→ Excerto selecionado:
MONTADO DE SOBRO

O Sobreiro é uma árvore autóctone da família do carvalho, plantada no sul da Europa e a partir da qual se extrai a cortiça. É devido à cortiça que o sobreiro tem sido valorizado desde tempos remotos. A extração da cortiça não é prejudicial à árvore, uma vez que esta volta a produzir uma nova camada de “casca” (Súber), retirada em intervalos de 9 anos.
O Sobreiro é uma espécie florestal autóctone que se distribui pela zona ocidental da região Mediterrânea, onde se faz sentir a influência Atlântica, a qual é essencial em termos climáticos para diminuir as elevadas amplitudes térmicas e a secura característica do clima mediterrâneo.
Estas características ocorrem em Portugal, pelo que é no nosso País onde se encontra um óptimo sistema ecológico para o desenvolvimento do Sobreiro que se encontra distribuído por todo o território continental nacional, com particular incidência nas zonas Centro e Sul do país.
Os sobreiros nascem em povoamentos a que se dá o nome de montado de sobro, um ecossistema muito importante tanto em termos ambientais como em termos socioeconómicos.
No reinado de D. Dinis aparecem, nas cartas de criação das coutadas, medidas com o objectivo de proteger o sobreiro e a azinheira, que proíbem e punem práticas já na altura consideradas maléficas: caso das queimadas, do varejamento indiscriminado do fruto, da colheita abundante de rama verde para alimentação do gado e sobretudo cortes indevidos.
O Sobreiro é desde o final do ano 2011 a árvore nacional de Portugal, sendo protegida por legislação devido ao seu interesse socioeconómico.

A IMPORTÂNCIA SOCIOECONÓMICA

Portugal é o maior produtor mundial de cortiça – Em apenas 8% do território nacional produz-se mais de 50% da cortiça a nível mundial. (quercus.pt)

A cortiça é a matéria-prima de uma actividade industrial, que transforma cerca de 70% do total produzido a nível global pela indústria corticeira, situação que faz do nosso país líder no sector.

A exportação de produtos em cortiça representa cerca de 3% do total das exportações nacionais e ronda os 900 milhões de euros anuais, o que faz de Portugal o maior exportador de produtos de cortiça.

A gestão dos montados de sobro gera também importantes rendimentos ao nível local e no interior do país permitindo manter emprego e o equilíbrio rural entre a natureza e a população.

→ O que fazer:
**A.** Indique, por favor, se cada afirmação concorda com o texto sobre o montado de sobro, respondendo sim ou não e citando as palavras do texto que o decidem: (i) A extração da cortiça é prejudicial ao sobreiro. (ii) O sobreiro é a árvore nacional de Portugal desde o final de 2011. (iii) A exportação de produtos em cortiça representa cerca de 10% das exportações nacionais.
**B.** No texto sobre o montado de sobro, reescreva o trecho de "O Sobreiro é desde" a "e a população." e troque "emprego" por "postos de trabalho".

→ Secção de dados:
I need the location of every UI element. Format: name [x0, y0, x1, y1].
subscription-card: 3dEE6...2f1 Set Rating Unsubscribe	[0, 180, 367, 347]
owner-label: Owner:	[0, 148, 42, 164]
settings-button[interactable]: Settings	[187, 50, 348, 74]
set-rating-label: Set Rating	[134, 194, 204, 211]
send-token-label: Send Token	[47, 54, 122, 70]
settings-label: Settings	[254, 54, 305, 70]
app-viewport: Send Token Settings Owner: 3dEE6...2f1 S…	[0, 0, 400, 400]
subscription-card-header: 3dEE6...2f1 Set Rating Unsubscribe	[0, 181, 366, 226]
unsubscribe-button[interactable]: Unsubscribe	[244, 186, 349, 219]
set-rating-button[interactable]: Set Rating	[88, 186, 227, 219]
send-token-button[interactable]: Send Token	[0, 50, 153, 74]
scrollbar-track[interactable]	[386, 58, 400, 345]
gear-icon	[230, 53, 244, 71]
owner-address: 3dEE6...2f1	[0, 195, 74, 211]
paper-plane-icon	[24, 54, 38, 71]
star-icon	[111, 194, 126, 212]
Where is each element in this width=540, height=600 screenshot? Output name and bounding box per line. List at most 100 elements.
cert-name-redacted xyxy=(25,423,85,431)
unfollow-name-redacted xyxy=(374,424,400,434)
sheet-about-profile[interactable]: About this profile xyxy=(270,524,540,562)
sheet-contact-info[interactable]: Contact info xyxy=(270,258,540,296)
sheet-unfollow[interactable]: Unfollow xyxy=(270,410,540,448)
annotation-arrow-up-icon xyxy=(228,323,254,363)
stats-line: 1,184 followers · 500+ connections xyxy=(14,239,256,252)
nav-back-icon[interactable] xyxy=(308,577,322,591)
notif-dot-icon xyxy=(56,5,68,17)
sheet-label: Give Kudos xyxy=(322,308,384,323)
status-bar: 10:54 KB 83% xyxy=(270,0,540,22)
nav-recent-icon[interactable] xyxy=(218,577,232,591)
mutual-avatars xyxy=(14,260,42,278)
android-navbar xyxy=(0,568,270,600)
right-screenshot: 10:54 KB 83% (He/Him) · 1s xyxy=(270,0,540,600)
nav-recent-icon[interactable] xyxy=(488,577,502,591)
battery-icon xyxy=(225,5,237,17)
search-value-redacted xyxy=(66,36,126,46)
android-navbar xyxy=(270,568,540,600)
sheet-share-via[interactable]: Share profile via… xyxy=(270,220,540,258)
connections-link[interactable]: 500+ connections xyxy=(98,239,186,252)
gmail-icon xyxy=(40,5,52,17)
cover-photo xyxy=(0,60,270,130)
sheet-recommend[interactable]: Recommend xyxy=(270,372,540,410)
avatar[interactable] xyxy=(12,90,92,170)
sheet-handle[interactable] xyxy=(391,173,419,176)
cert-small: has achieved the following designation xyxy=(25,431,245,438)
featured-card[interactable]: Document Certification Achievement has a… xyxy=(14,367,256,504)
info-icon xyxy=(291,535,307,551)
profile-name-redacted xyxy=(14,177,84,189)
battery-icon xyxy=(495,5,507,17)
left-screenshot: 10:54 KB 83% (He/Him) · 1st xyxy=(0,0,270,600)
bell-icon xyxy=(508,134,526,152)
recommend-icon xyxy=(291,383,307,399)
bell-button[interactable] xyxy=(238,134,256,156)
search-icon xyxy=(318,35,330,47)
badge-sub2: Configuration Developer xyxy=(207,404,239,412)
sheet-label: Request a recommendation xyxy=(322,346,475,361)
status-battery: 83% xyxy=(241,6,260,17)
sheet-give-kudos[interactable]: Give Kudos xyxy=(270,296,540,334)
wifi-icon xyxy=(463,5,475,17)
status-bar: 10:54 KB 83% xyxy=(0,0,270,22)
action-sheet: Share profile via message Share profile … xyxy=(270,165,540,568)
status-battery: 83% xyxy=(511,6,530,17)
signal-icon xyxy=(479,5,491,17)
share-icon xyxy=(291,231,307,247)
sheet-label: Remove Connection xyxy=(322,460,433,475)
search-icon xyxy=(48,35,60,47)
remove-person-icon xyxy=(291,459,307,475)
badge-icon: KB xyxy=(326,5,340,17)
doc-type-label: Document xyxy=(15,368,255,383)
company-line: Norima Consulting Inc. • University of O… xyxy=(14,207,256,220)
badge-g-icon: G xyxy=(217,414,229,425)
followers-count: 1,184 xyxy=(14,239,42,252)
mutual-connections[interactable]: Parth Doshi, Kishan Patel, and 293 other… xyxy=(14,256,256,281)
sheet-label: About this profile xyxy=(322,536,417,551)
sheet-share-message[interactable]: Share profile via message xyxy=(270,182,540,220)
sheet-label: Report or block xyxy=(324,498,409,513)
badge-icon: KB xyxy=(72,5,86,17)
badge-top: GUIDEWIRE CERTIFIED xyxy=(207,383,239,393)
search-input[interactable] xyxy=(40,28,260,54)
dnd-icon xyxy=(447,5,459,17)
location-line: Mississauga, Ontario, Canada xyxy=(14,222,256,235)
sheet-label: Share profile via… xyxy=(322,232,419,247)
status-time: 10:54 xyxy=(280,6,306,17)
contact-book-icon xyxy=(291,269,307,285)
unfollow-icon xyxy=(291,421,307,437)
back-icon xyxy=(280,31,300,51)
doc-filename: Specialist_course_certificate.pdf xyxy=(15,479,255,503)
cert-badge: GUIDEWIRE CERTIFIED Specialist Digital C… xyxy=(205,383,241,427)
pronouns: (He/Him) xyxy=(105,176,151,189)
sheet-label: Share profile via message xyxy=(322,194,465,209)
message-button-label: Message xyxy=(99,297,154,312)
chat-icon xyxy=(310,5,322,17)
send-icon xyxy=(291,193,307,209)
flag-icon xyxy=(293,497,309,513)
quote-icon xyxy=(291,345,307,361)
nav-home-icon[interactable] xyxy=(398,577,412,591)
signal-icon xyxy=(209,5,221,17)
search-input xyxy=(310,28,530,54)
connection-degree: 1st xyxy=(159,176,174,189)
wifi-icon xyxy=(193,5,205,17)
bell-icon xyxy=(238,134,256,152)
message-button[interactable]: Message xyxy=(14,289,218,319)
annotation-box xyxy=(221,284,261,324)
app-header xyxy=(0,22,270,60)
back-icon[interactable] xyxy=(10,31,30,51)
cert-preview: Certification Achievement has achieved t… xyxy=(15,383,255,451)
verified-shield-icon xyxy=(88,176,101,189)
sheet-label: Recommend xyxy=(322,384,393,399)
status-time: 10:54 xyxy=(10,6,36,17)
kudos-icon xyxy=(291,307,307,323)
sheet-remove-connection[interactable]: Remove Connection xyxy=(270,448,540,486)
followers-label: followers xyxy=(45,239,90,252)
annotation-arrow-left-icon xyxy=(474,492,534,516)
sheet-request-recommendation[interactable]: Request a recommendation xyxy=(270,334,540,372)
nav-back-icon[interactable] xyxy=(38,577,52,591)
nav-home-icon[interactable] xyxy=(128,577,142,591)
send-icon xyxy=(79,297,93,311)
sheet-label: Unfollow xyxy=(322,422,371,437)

→ Respostas do exercício:
**A.**
(i) Não: "A extração da cortiça não é prejudicial à árvore"
(ii) Sim: "O Sobreiro é desde o final do ano 2011 a árvore nacional de Portugal"
(iii) Não: "representa cerca de 3% do total das exportações nacionais"

**B.**
O Sobreiro é desde o final do ano 2011 a árvore nacional de Portugal, sendo protegida por legislação devido ao seu interesse socioeconómico.

A IMPORTÂNCIA SOCIOECONÓMICA

Portugal é o maior produtor mundial de cortiça – Em apenas 8% do território nacional produz-se mais de 50% da cortiça a nível mundial. (quercus.pt)

A cortiça é a matéria-prima de uma actividade industrial, que transforma cerca de 70% do total produzido a nível global pela indústria corticeira, situação que faz do nosso país líder no sector.

A exportação de produtos em cortiça representa cerca de 3% do total das exportações nacionais e ronda os 900 milhões de euros anuais, o que faz de Portugal o maior exportador de produtos de cortiça.

A gestão dos montados de sobro gera também importantes rendimentos ao nível local e no interior do país permitindo manter postos de trabalho e o equilíbrio rural entre a natureza e a população.